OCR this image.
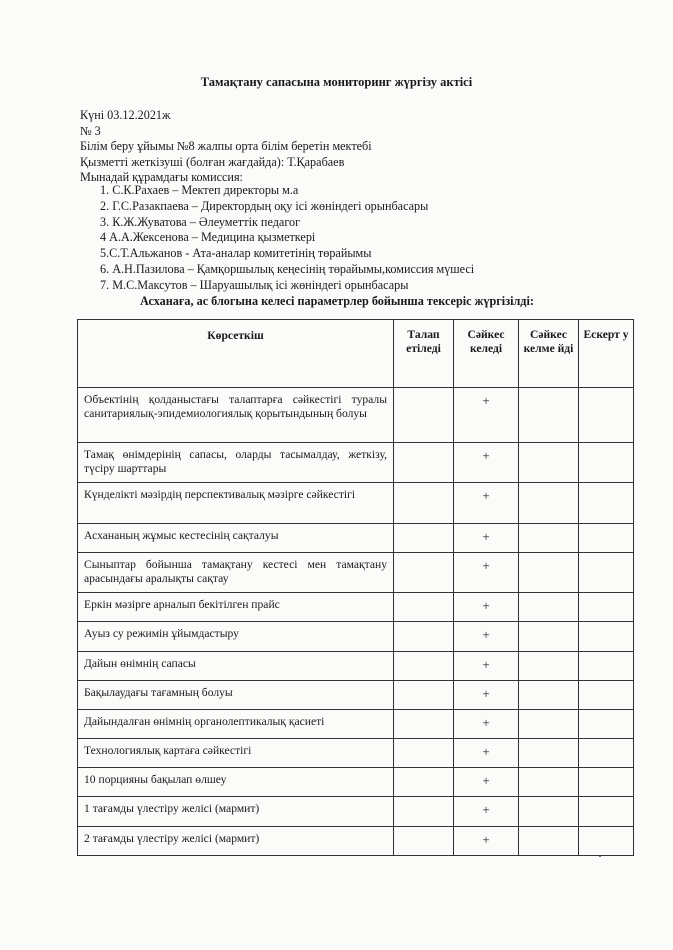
Тамақтану сапасына мониторинг жүргізу актісі
Күні 03.12.2021ж
№ 3
Білім беру ұйымы №8 жалпы орта білім беретін мектебі
Қызметті жеткізуші (болған жағдайда): Т.Қарабаев
Мынадай құрамдағы комиссия:
1. С.К.Рахаев – Мектеп директоры м.а
2. Г.С.Разакпаева – Директордың оқу ісі жөніндегі орынбасары
3. К.Ж.Жуватова – Әлеуметтік педагог
4 А.А.Жексенова – Медицина қызметкері
5.С.Т.Альжанов - Ата-аналар комитетінің төрайымы
6. А.Н.Пазилова – Қамқоршылық кеңесінің төрайымы,комиссия мүшесі
7. М.С.Максутов – Шаруашылық ісі жөніндегі орынбасары
Асханаға, ас блогына келесі параметрлер бойынша тексеріс жүргізілді:
Көрсеткіш	Талап етіледі	Сәйкес келеді	Сәйкес келме йді	Ескерт у
Объектінің қолданыстағы талаптарға сәйкестігі туралы санитариялық-эпидемиологиялық қорытындының болуы		+		
Тамақ өнімдерінің сапасы, оларды тасымалдау, жеткізу, түсіру шарттары		+		
Күнделікті мәзірдің перспективалық мәзірге сәйкестігі		+		
Асхананың жұмыс кестесінің сақталуы		+		
Сыныптар бойынша тамақтану кестесі мен тамақтану арасындағы аралықты сақтау		+		
Еркін мәзірге арналып бекітілген прайс		+		
Ауыз су режимін ұйымдастыру		+		
Дайын өнімнің сапасы		+		
Бақылаудағы тағамның болуы		+		
Дайындалған өнімнің органолептикалық қасиеті		+		
Технологиялық картаға сәйкестігі		+		
10 порцияны бақылап өлшеу		+		
1 тағамды үлестіру желісі (мармит)		+		
2 тағамды үлестіру желісі (мармит)		+		
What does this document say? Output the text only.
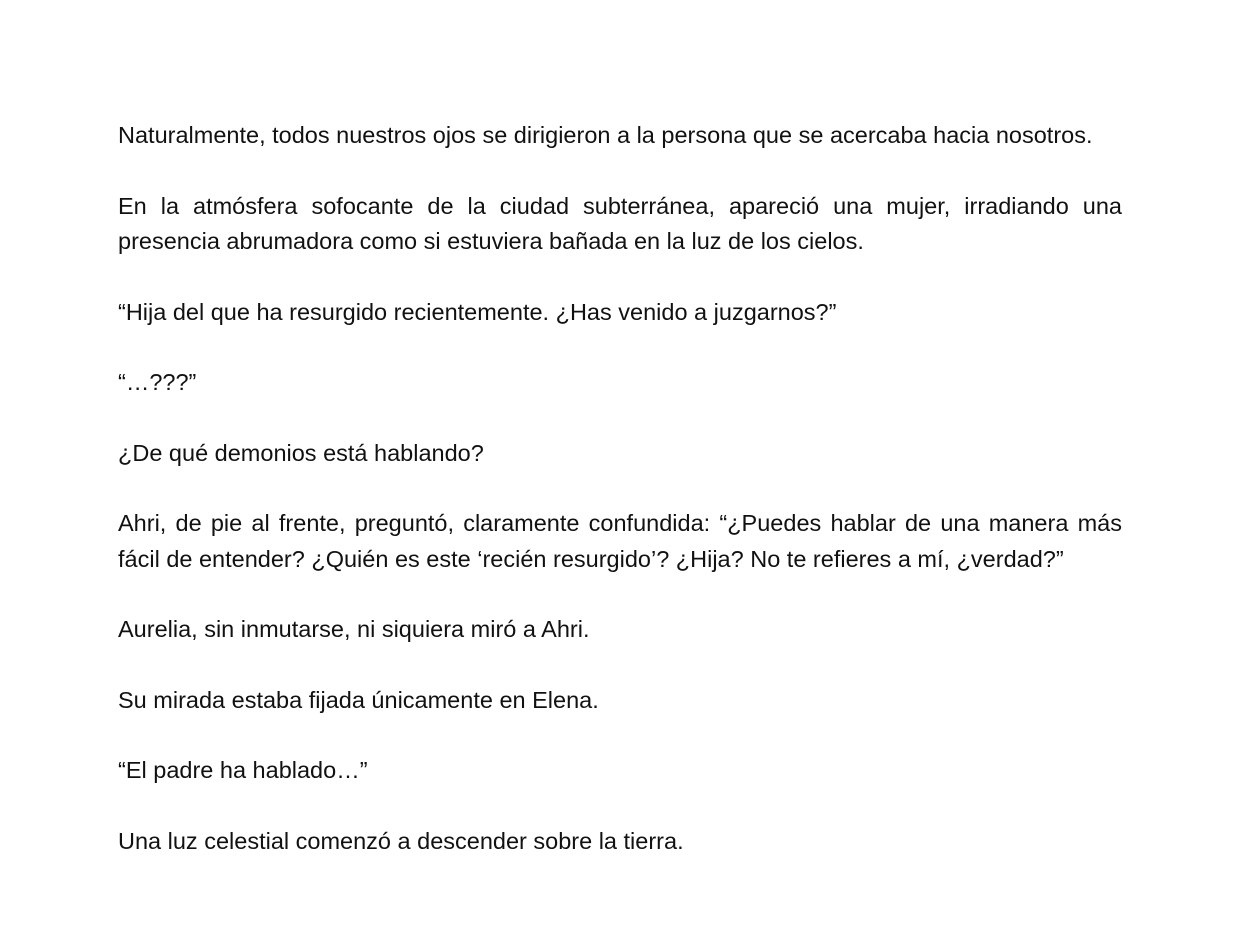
Naturalmente, todos nuestros ojos se dirigieron a la persona que se acercaba hacia nosotros.

En la atmósfera sofocante de la ciudad subterránea, apareció una mujer, irradiando una presencia abrumadora como si estuviera bañada en la luz de los cielos.

“Hija del que ha resurgido recientemente. ¿Has venido a juzgarnos?”

“…???”

¿De qué demonios está hablando?

Ahri, de pie al frente, preguntó, claramente confundida: “¿Puedes hablar de una manera más fácil de entender? ¿Quién es este ‘recién resurgido’? ¿Hija? No te refieres a mí, ¿verdad?”

Aurelia, sin inmutarse, ni siquiera miró a Ahri.

Su mirada estaba fijada únicamente en Elena.

“El padre ha hablado…”

Una luz celestial comenzó a descender sobre la tierra.
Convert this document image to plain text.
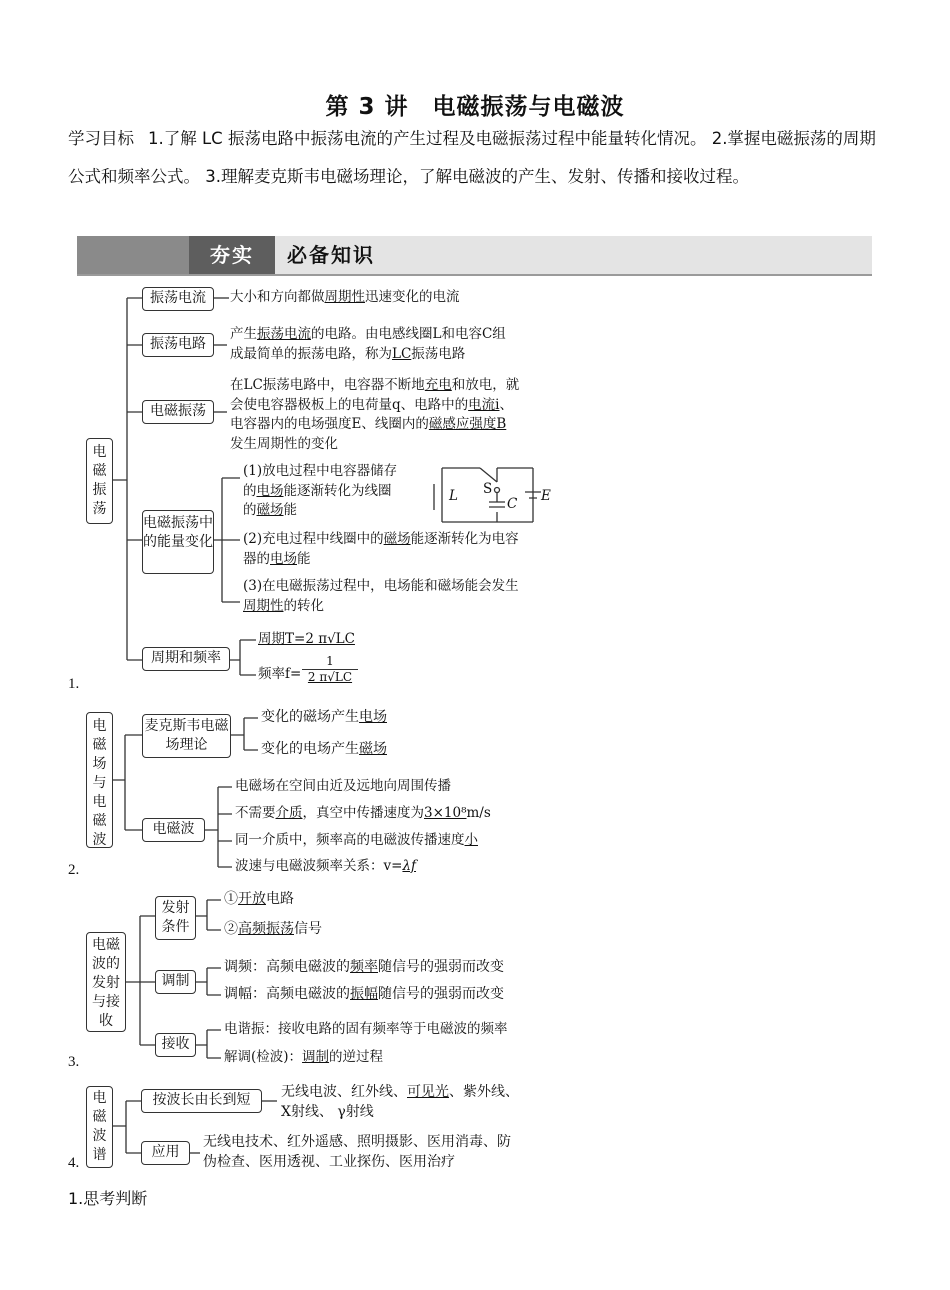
第 3 讲　电磁振荡与电磁波
学习目标 1.了解 LC 振荡电路中振荡电流的产生过程及电磁振荡过程中能量转化情况。 2.掌握电磁振荡的周期公式和频率公式。 3.理解麦克斯韦电磁场理论，了解电磁波的产生、发射、传播和接收过程。
夯实	必备知识
电磁振荡
振荡电流	大小和方向都做周期性迅速变化的电流
振荡电路
产生振荡电流的电路。由电感线圈L和电容C组
成最简单的振荡电路，称为LC振荡电路
电磁振荡
在LC振荡电路中，电容器不断地充电和放电，就
会使电容器极板上的电荷量q、电路中的电流i、
电容器内的电场强度E、线圈内的磁感应强度B
发生周期性的变化
电磁振荡中的能量变化
(1)放电过程中电容器储存
的电场能逐渐转化为线圈
的磁场能
L S
C E
(2)充电过程中线圈中的磁场能逐渐转化为电容
器的电场能
(3)在电磁振荡过程中，电场能和磁场能会发生
周期性的转化
周期和频率
周期T=2 π√LC
频率f=
1
2 π√LC
1.
电磁场与电磁波
麦克斯韦电磁场理论
变化的磁场产生电场
变化的电场产生磁场
电磁波
电磁场在空间由近及远地向周围传播
不需要介质，真空中传播速度为3×10⁸m/s
同一介质中，频率高的电磁波传播速度小
波速与电磁波频率关系：v=λf
2.
电磁波的发射与接收
发射条件
①开放电路
②高频振荡信号
调制
调频：高频电磁波的频率随信号的强弱而改变
调幅：高频电磁波的振幅随信号的强弱而改变
接收
电谐振：接收电路的固有频率等于电磁波的频率
解调(检波)：调制的逆过程
3.
电磁波谱
按波长由长到短	无线电波、红外线、可见光、紫外线、
X射线、 γ射线
应用
无线电技术、红外遥感、照明摄影、医用消毒、防
伪检查、医用透视、工业探伤、医用治疗
4.
1.思考判断
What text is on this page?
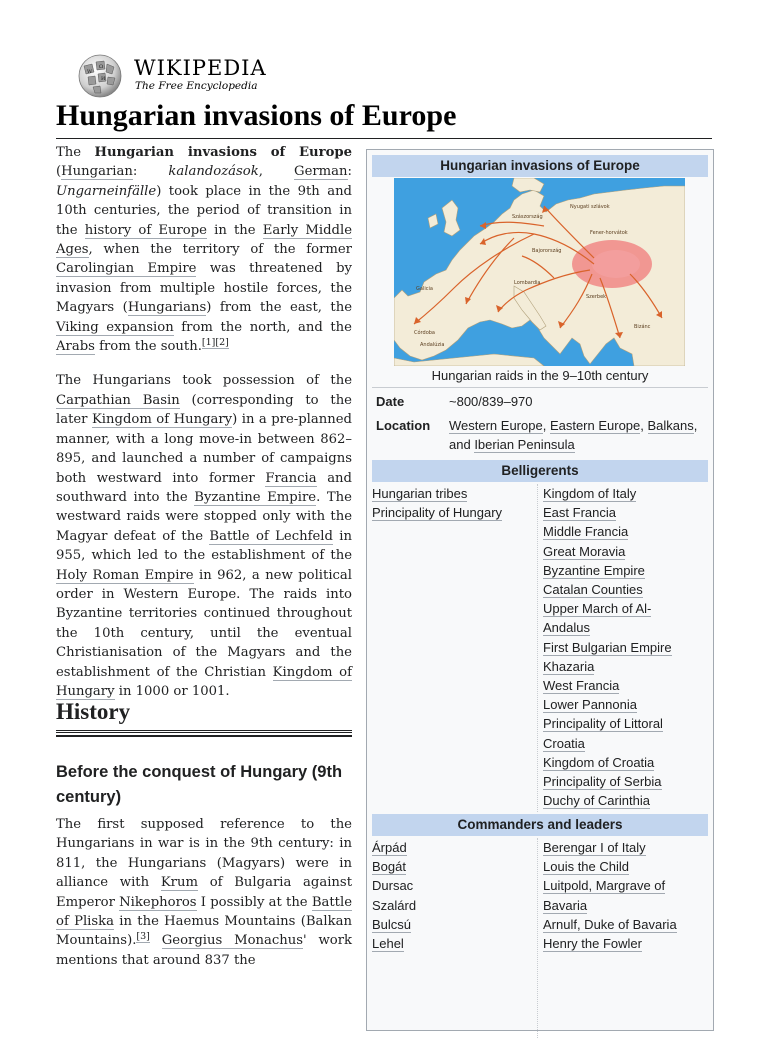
W
Ω
И WIKIPEDIA
The Free Encyclopedia
Hungarian invasions of Europe

The Hungarian invasions of Europe (Hungarian: kalandozások, German: Ungarneinfälle) took place in the 9th and 10th centuries, the period of transition in the history of Europe in the Early Middle Ages, when the territory of the former Carolingian Empire was threatened by invasion from multiple hostile forces, the Magyars (Hungarians) from the east, the Viking expansion from the north, and the Arabs from the south.[1][2]

The Hungarians took possession of the Carpathian Basin (corresponding to the later Kingdom of Hungary) in a pre-planned manner, with a long move-in between 862–895, and launched a number of campaigns both westward into former Francia and southward into the Byzantine Empire. The westward raids were stopped only with the Magyar defeat of the Battle of Lechfeld in 955, which led to the establishment of the Holy Roman Empire in 962, a new political order in Western Europe. The raids into Byzantine territories continued throughout the 10th century, until the eventual Christianisation of the Magyars and the establishment of the Christian Kingdom of Hungary in 1000 or 1001.

History
Before the conquest of Hungary (9th century)

The first supposed reference to the Hungarians in war is in the 9th century: in 811, the Hungarians (Magyars) were in alliance with Krum of Bulgaria against Emperor Nikephoros I possibly at the Battle of Pliska in the Haemus Mountains (Balkan Mountains).[3] Georgius Monachus' work mentions that around 837 the

Hungarian invasions of Europe
Galicia
Andalúzia
Córdoba
Lombardia
Bajorország
Fener-horvátok
Nyugati szlávok
Szerbek
Bizánc
Szászország
Hungarian raids in the 9–10th century
Date	~800/839–970
Location Western Europe, Eastern Europe, Balkans, and Iberian Peninsula
Belligerents
Hungarian tribes
Principality of Hungary
Kingdom of Italy
East Francia
Middle Francia
Great Moravia
Byzantine Empire
Catalan Counties
Upper March of Al-
Andalus
First Bulgarian Empire
Khazaria
West Francia
Lower Pannonia
Principality of Littoral
Croatia
Kingdom of Croatia
Principality of Serbia
Duchy of Carinthia
Commanders and leaders
Árpád
Bogát
Dursac
Szalárd
Bulcsú
Lehel
Berengar I of Italy
Louis the Child
Luitpold, Margrave of
Bavaria
Arnulf, Duke of Bavaria
Henry the Fowler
_ _ _ _ _ _ _
Gather each line that holds "image".

OCR this image.
Convert this document image to plain text.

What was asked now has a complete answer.